# START OF TASK INPUTS
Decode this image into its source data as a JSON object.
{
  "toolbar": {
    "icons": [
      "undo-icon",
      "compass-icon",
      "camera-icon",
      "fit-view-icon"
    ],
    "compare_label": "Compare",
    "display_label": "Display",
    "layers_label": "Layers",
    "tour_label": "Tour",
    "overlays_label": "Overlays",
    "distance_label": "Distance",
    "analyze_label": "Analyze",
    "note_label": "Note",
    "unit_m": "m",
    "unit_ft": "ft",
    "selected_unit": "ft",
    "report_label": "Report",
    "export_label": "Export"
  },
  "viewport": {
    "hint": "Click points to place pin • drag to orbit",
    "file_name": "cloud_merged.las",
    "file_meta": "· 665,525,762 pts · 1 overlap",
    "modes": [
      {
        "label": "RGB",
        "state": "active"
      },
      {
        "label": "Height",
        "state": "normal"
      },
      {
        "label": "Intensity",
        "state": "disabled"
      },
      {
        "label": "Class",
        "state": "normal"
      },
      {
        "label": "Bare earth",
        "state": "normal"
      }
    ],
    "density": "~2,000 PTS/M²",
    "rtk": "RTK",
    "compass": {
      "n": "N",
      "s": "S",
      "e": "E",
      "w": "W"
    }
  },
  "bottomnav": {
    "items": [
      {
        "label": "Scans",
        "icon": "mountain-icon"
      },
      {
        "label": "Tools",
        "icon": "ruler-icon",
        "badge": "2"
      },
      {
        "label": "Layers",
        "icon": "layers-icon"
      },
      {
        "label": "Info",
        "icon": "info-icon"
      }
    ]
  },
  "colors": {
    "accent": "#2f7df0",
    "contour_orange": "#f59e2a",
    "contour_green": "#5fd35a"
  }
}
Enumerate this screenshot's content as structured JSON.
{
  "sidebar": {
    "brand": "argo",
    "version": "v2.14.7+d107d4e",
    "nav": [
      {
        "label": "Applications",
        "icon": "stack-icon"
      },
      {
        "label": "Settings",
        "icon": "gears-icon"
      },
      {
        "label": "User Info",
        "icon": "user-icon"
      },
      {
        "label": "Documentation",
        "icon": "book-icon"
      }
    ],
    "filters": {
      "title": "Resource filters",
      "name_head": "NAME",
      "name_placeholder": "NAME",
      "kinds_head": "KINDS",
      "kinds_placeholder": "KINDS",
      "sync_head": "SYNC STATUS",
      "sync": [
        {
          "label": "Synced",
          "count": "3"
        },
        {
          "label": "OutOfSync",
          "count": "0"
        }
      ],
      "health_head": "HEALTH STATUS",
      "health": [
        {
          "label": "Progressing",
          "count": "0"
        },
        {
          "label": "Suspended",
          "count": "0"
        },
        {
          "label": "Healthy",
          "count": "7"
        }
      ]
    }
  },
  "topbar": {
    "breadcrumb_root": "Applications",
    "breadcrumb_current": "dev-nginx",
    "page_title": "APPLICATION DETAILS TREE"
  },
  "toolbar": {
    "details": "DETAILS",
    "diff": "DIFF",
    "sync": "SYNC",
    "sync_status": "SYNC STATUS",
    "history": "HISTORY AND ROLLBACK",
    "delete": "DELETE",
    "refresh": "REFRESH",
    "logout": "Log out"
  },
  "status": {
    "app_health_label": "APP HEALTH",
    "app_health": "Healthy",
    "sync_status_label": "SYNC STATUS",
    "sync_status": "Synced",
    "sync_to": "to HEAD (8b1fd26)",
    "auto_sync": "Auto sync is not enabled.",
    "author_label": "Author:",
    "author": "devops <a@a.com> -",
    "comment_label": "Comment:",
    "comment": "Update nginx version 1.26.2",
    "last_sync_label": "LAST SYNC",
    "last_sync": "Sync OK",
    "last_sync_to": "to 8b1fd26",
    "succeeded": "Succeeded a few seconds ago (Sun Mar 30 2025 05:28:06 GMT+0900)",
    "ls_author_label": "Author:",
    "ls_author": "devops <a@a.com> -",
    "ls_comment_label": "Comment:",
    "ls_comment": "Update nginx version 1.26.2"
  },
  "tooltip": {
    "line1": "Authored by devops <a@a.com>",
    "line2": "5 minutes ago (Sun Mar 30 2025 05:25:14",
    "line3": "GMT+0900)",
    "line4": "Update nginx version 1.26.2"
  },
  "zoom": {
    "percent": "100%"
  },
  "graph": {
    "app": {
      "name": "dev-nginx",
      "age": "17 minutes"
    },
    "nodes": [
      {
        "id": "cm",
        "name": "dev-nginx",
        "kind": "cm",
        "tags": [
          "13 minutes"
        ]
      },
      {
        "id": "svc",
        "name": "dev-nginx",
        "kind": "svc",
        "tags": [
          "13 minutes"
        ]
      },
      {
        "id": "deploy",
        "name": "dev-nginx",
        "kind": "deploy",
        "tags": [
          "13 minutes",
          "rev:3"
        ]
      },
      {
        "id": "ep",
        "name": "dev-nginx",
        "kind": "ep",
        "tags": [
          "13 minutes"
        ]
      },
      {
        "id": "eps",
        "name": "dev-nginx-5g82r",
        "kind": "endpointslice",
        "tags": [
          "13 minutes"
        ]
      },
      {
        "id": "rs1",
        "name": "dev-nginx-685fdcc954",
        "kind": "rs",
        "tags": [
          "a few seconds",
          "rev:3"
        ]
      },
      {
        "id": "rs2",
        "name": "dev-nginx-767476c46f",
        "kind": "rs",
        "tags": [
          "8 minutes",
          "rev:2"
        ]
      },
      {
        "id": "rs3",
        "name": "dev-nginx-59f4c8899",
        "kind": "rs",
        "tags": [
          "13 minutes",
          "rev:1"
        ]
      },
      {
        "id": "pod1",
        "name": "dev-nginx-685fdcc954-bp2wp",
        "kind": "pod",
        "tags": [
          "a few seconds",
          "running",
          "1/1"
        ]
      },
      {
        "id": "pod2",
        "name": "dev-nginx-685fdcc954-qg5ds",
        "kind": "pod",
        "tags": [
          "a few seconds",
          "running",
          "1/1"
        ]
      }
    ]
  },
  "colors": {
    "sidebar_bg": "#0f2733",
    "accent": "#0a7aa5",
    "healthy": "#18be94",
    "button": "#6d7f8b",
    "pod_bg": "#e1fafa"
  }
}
# END OF TASK INPUTS
Your task is to return the full listing exactly as it was given.

SOLUTION TO THIS PROBLEM:
Decode this image into its source data as a JSON object.
{
  "toolbar": {
    "icons": [
      "undo-icon",
      "compass-icon",
      "camera-icon",
      "fit-view-icon"
    ],
    "compare_label": "Compare",
    "display_label": "Display",
    "layers_label": "Layers",
    "tour_label": "Tour",
    "overlays_label": "Overlays",
    "distance_label": "Distance",
    "analyze_label": "Analyze",
    "note_label": "Note",
    "unit_m": "m",
    "unit_ft": "ft",
    "selected_unit": "ft",
    "report_label": "Report",
    "export_label": "Export"
  },
  "viewport": {
    "hint": "Click points to place pin • drag to orbit",
    "file_name": "cloud_merged.las",
    "file_meta": "· 665,525,762 pts · 1 overlap",
    "modes": [
      {
        "label": "RGB",
        "state": "active"
      },
      {
        "label": "Height",
        "state": "normal"
      },
      {
        "label": "Intensity",
        "state": "disabled"
      },
      {
        "label": "Class",
        "state": "normal"
      },
      {
        "label": "Bare earth",
        "state": "normal"
      }
    ],
    "density": "~2,000 PTS/M²",
    "rtk": "RTK",
    "compass": {
      "n": "N",
      "s": "S",
      "e": "E",
      "w": "W"
    }
  },
  "bottomnav": {
    "items": [
      {
        "label": "Scans",
        "icon": "mountain-icon"
      },
      {
        "label": "Tools",
        "icon": "ruler-icon",
        "badge": "2"
      },
      {
        "label": "Layers",
        "icon": "layers-icon"
      },
      {
        "label": "Info",
        "icon": "info-icon"
      }
    ]
  },
  "colors": {
    "accent": "#2f7df0",
    "contour_orange": "#f59e2a",
    "contour_green": "#5fd35a"
  }
}
Enumerate this screenshot's content as structured JSON.
{
  "sidebar": {
    "brand": "argo",
    "version": "v2.14.7+d107d4e",
    "nav": [
      {
        "label": "Applications",
        "icon": "stack-icon"
      },
      {
        "label": "Settings",
        "icon": "gears-icon"
      },
      {
        "label": "User Info",
        "icon": "user-icon"
      },
      {
        "label": "Documentation",
        "icon": "book-icon"
      }
    ],
    "filters": {
      "title": "Resource filters",
      "name_head": "NAME",
      "name_placeholder": "NAME",
      "kinds_head": "KINDS",
      "kinds_placeholder": "KINDS",
      "sync_head": "SYNC STATUS",
      "sync": [
        {
          "label": "Synced",
          "count": "3"
        },
        {
          "label": "OutOfSync",
          "count": "0"
        }
      ],
      "health_head": "HEALTH STATUS",
      "health": [
        {
          "label": "Progressing",
          "count": "0"
        },
        {
          "label": "Suspended",
          "count": "0"
        },
        {
          "label": "Healthy",
          "count": "7"
        }
      ]
    }
  },
  "topbar": {
    "breadcrumb_root": "Applications",
    "breadcrumb_current": "dev-nginx",
    "page_title": "APPLICATION DETAILS TREE"
  },
  "toolbar": {
    "details": "DETAILS",
    "diff": "DIFF",
    "sync": "SYNC",
    "sync_status": "SYNC STATUS",
    "history": "HISTORY AND ROLLBACK",
    "delete": "DELETE",
    "refresh": "REFRESH",
    "logout": "Log out"
  },
  "status": {
    "app_health_label": "APP HEALTH",
    "app_health": "Healthy",
    "sync_status_label": "SYNC STATUS",
    "sync_status": "Synced",
    "sync_to": "to HEAD (8b1fd26)",
    "auto_sync": "Auto sync is not enabled.",
    "author_label": "Author:",
    "author": "devops <a@a.com> -",
    "comment_label": "Comment:",
    "comment": "Update nginx version 1.26.2",
    "last_sync_label": "LAST SYNC",
    "last_sync": "Sync OK",
    "last_sync_to": "to 8b1fd26",
    "succeeded": "Succeeded a few seconds ago (Sun Mar 30 2025 05:28:06 GMT+0900)",
    "ls_author_label": "Author:",
    "ls_author": "devops <a@a.com> -",
    "ls_comment_label": "Comment:",
    "ls_comment": "Update nginx version 1.26.2"
  },
  "tooltip": {
    "line1": "Authored by devops <a@a.com>",
    "line2": "5 minutes ago (Sun Mar 30 2025 05:25:14",
    "line3": "GMT+0900)",
    "line4": "Update nginx version 1.26.2"
  },
  "zoom": {
    "percent": "100%"
  },
  "graph": {
    "app": {
      "name": "dev-nginx",
      "age": "17 minutes"
    },
    "nodes": [
      {
        "id": "cm",
        "name": "dev-nginx",
        "kind": "cm",
        "tags": [
          "13 minutes"
        ]
      },
      {
        "id": "svc",
        "name": "dev-nginx",
        "kind": "svc",
        "tags": [
          "13 minutes"
        ]
      },
      {
        "id": "deploy",
        "name": "dev-nginx",
        "kind": "deploy",
        "tags": [
          "13 minutes",
          "rev:3"
        ]
      },
      {
        "id": "ep",
        "name": "dev-nginx",
        "kind": "ep",
        "tags": [
          "13 minutes"
        ]
      },
      {
        "id": "eps",
        "name": "dev-nginx-5g82r",
        "kind": "endpointslice",
        "tags": [
          "13 minutes"
        ]
      },
      {
        "id": "rs1",
        "name": "dev-nginx-685fdcc954",
        "kind": "rs",
        "tags": [
          "a few seconds",
          "rev:3"
        ]
      },
      {
        "id": "rs2",
        "name": "dev-nginx-767476c46f",
        "kind": "rs",
        "tags": [
          "8 minutes",
          "rev:2"
        ]
      },
      {
        "id": "rs3",
        "name": "dev-nginx-59f4c8899",
        "kind": "rs",
        "tags": [
          "13 minutes",
          "rev:1"
        ]
      },
      {
        "id": "pod1",
        "name": "dev-nginx-685fdcc954-bp2wp",
        "kind": "pod",
        "tags": [
          "a few seconds",
          "running",
          "1/1"
        ]
      },
      {
        "id": "pod2",
        "name": "dev-nginx-685fdcc954-qg5ds",
        "kind": "pod",
        "tags": [
          "a few seconds",
          "running",
          "1/1"
        ]
      }
    ]
  },
  "colors": {
    "sidebar_bg": "#0f2733",
    "accent": "#0a7aa5",
    "healthy": "#18be94",
    "button": "#6d7f8b",
    "pod_bg": "#e1fafa"
  }
}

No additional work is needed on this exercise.